*The input:*
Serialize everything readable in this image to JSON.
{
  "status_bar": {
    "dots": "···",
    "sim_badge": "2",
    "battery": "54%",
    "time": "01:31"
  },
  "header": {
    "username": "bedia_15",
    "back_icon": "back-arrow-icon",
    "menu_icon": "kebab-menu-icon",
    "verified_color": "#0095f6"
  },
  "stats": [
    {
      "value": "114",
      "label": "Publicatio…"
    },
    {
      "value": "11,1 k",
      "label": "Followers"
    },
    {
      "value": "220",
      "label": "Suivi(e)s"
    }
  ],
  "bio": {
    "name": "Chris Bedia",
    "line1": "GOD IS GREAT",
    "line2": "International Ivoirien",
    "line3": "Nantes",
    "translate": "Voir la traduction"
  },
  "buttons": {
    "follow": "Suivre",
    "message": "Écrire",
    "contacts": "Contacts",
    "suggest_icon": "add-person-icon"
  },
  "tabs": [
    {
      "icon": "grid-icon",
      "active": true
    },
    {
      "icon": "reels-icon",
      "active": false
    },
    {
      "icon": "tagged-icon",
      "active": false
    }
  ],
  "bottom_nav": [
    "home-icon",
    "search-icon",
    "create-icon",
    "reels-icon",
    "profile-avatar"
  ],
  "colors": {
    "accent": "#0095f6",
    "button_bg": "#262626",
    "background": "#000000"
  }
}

*Exercise details:* Please give back all of the records exactly as written.

*Solution:*
Serialize everything readable in this image to JSON.
{
  "status_bar": {
    "dots": "···",
    "sim_badge": "2",
    "battery": "54%",
    "time": "01:31"
  },
  "header": {
    "username": "bedia_15",
    "back_icon": "back-arrow-icon",
    "menu_icon": "kebab-menu-icon",
    "verified_color": "#0095f6"
  },
  "stats": [
    {
      "value": "114",
      "label": "Publicatio…"
    },
    {
      "value": "11,1 k",
      "label": "Followers"
    },
    {
      "value": "220",
      "label": "Suivi(e)s"
    }
  ],
  "bio": {
    "name": "Chris Bedia",
    "line1": "GOD IS GREAT",
    "line2": "International Ivoirien",
    "line3": "Nantes",
    "translate": "Voir la traduction"
  },
  "buttons": {
    "follow": "Suivre",
    "message": "Écrire",
    "contacts": "Contacts",
    "suggest_icon": "add-person-icon"
  },
  "tabs": [
    {
      "icon": "grid-icon",
      "active": true
    },
    {
      "icon": "reels-icon",
      "active": false
    },
    {
      "icon": "tagged-icon",
      "active": false
    }
  ],
  "bottom_nav": [
    "home-icon",
    "search-icon",
    "create-icon",
    "reels-icon",
    "profile-avatar"
  ],
  "colors": {
    "accent": "#0095f6",
    "button_bg": "#262626",
    "background": "#000000"
  }
}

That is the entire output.